Stored data:
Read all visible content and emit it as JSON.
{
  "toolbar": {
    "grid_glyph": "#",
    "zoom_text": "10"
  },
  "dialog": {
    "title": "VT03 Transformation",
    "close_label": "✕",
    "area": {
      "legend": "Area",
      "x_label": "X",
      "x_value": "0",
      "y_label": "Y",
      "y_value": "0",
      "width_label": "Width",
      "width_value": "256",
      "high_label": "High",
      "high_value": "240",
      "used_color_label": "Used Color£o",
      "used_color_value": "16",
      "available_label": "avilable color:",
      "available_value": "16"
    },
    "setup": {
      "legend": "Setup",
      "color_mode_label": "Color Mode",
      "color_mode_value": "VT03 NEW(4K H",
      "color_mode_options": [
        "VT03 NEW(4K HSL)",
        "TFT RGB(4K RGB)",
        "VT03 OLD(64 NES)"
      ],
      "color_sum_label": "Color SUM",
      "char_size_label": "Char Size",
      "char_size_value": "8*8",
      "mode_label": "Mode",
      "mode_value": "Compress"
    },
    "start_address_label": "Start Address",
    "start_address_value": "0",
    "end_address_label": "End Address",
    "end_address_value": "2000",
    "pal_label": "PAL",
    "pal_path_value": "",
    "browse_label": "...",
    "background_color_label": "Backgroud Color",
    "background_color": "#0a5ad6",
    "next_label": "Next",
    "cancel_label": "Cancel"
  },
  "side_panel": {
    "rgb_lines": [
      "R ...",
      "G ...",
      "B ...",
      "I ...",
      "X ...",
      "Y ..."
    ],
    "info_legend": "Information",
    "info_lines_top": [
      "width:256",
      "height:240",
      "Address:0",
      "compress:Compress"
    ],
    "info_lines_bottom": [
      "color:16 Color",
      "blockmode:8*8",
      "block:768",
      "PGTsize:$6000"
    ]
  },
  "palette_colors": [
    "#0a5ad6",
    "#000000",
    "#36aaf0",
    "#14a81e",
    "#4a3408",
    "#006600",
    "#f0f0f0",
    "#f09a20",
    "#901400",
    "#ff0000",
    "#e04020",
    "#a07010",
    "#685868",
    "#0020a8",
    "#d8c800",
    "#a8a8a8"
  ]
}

What this task involves:
Each line of the material should be echoed exactly.

Full solution:
Read all visible content and emit it as JSON.
{
  "toolbar": {
    "grid_glyph": "#",
    "zoom_text": "10"
  },
  "dialog": {
    "title": "VT03 Transformation",
    "close_label": "✕",
    "area": {
      "legend": "Area",
      "x_label": "X",
      "x_value": "0",
      "y_label": "Y",
      "y_value": "0",
      "width_label": "Width",
      "width_value": "256",
      "high_label": "High",
      "high_value": "240",
      "used_color_label": "Used Color£o",
      "used_color_value": "16",
      "available_label": "avilable color:",
      "available_value": "16"
    },
    "setup": {
      "legend": "Setup",
      "color_mode_label": "Color Mode",
      "color_mode_value": "VT03 NEW(4K H",
      "color_mode_options": [
        "VT03 NEW(4K HSL)",
        "TFT RGB(4K RGB)",
        "VT03 OLD(64 NES)"
      ],
      "color_sum_label": "Color SUM",
      "char_size_label": "Char Size",
      "char_size_value": "8*8",
      "mode_label": "Mode",
      "mode_value": "Compress"
    },
    "start_address_label": "Start Address",
    "start_address_value": "0",
    "end_address_label": "End Address",
    "end_address_value": "2000",
    "pal_label": "PAL",
    "pal_path_value": "",
    "browse_label": "...",
    "background_color_label": "Backgroud Color",
    "background_color": "#0a5ad6",
    "next_label": "Next",
    "cancel_label": "Cancel"
  },
  "side_panel": {
    "rgb_lines": [
      "R ...",
      "G ...",
      "B ...",
      "I ...",
      "X ...",
      "Y ..."
    ],
    "info_legend": "Information",
    "info_lines_top": [
      "width:256",
      "height:240",
      "Address:0",
      "compress:Compress"
    ],
    "info_lines_bottom": [
      "color:16 Color",
      "blockmode:8*8",
      "block:768",
      "PGTsize:$6000"
    ]
  },
  "palette_colors": [
    "#0a5ad6",
    "#000000",
    "#36aaf0",
    "#14a81e",
    "#4a3408",
    "#006600",
    "#f0f0f0",
    "#f09a20",
    "#901400",
    "#ff0000",
    "#e04020",
    "#a07010",
    "#685868",
    "#0020a8",
    "#d8c800",
    "#a8a8a8"
  ]
}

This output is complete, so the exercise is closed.